====== Task material ======

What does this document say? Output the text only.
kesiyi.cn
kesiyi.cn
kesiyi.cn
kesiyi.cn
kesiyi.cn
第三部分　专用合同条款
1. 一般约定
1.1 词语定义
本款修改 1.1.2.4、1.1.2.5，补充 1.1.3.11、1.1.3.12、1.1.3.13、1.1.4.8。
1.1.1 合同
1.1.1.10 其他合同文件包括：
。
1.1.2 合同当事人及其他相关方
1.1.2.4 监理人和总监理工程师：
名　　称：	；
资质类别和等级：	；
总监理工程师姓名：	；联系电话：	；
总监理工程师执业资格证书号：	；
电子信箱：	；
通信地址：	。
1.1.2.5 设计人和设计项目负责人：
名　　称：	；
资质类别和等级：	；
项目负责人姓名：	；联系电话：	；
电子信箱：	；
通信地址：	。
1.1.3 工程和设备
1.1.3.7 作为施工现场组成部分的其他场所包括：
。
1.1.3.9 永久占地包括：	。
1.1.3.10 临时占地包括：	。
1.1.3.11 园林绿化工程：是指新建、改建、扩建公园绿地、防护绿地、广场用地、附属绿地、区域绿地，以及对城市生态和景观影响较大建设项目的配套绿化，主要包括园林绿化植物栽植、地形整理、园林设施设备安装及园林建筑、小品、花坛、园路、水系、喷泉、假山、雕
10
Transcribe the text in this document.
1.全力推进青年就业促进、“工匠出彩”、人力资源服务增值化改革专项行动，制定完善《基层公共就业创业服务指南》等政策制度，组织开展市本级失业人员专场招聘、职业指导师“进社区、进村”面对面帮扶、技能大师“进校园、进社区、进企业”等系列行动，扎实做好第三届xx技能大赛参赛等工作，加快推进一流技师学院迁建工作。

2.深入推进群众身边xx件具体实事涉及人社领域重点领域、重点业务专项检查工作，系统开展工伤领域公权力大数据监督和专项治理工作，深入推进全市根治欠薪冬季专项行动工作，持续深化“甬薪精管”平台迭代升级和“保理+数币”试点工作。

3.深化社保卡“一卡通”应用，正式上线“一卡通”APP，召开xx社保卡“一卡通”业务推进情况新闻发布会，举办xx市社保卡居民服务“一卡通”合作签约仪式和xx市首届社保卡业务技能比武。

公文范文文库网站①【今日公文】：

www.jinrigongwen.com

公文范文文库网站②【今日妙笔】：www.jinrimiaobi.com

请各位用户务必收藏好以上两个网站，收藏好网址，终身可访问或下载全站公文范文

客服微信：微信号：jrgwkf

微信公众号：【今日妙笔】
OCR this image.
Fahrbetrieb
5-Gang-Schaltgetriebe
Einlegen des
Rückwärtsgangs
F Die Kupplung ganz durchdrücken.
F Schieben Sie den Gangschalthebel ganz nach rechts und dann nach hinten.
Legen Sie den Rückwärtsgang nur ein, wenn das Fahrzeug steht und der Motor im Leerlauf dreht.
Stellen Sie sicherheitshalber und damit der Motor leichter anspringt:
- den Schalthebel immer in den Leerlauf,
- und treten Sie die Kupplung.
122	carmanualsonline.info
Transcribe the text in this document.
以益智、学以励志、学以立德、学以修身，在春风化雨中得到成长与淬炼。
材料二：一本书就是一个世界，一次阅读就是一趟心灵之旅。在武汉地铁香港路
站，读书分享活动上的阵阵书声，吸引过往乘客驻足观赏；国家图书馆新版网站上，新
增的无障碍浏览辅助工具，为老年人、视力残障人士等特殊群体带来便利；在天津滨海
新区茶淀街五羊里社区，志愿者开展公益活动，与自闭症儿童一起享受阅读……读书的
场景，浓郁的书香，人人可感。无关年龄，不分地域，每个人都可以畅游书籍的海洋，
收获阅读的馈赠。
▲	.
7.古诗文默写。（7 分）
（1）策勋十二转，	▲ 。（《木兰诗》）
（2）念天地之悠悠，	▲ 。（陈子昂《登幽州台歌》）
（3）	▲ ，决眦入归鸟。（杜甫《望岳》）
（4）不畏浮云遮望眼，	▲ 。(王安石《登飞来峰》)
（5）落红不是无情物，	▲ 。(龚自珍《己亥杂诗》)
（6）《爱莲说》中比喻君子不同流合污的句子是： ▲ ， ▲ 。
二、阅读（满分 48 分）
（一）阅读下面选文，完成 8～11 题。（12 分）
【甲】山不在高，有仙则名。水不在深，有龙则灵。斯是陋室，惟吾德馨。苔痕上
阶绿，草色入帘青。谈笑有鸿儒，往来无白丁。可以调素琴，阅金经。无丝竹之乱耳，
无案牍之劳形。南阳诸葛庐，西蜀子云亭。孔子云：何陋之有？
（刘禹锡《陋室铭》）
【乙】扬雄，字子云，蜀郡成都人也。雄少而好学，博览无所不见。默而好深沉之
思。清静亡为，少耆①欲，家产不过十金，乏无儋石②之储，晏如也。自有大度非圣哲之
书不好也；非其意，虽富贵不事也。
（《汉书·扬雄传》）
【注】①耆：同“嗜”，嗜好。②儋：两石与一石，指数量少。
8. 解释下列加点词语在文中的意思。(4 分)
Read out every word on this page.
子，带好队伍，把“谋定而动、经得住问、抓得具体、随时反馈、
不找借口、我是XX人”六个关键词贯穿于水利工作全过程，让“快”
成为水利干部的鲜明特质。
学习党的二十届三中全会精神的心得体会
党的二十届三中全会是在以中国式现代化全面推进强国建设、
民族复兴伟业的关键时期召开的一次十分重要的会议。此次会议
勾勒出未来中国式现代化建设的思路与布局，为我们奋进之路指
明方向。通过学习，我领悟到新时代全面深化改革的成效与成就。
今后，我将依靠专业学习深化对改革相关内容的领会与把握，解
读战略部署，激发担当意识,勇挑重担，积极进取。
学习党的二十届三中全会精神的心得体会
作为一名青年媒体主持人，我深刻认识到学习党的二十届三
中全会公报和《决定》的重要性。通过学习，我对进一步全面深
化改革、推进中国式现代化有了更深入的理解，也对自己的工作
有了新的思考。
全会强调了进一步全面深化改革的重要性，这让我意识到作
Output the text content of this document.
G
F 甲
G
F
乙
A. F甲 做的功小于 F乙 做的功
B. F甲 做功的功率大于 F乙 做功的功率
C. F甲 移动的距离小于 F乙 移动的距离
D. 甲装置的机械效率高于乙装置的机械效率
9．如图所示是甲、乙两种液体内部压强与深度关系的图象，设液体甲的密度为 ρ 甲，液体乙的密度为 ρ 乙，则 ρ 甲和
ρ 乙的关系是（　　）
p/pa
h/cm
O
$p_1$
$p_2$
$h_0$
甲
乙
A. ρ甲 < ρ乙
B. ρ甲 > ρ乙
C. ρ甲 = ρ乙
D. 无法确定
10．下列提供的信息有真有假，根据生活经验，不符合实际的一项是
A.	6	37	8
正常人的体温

======

What is asked | Reproduce the records above exactly, starting with the line that contains "Output the text content of this document." and ending with the last line.

Correct output |
Output the text content of this document.
G
F 甲
G
F
乙
A. F甲 做的功小于 F乙 做的功
B. F甲 做功的功率大于 F乙 做功的功率
C. F甲 移动的距离小于 F乙 移动的距离
D. 甲装置的机械效率高于乙装置的机械效率
9．如图所示是甲、乙两种液体内部压强与深度关系的图象，设液体甲的密度为 ρ 甲，液体乙的密度为 ρ 乙，则 ρ 甲和
ρ 乙的关系是（　　）
p/pa
h/cm
O
$p_1$
$p_2$
$h_0$
甲
乙
A. ρ甲 < ρ乙
B. ρ甲 > ρ乙
C. ρ甲 = ρ乙
D. 无法确定
10．下列提供的信息有真有假，根据生活经验，不符合实际的一项是
A.	6	37	8
正常人的体温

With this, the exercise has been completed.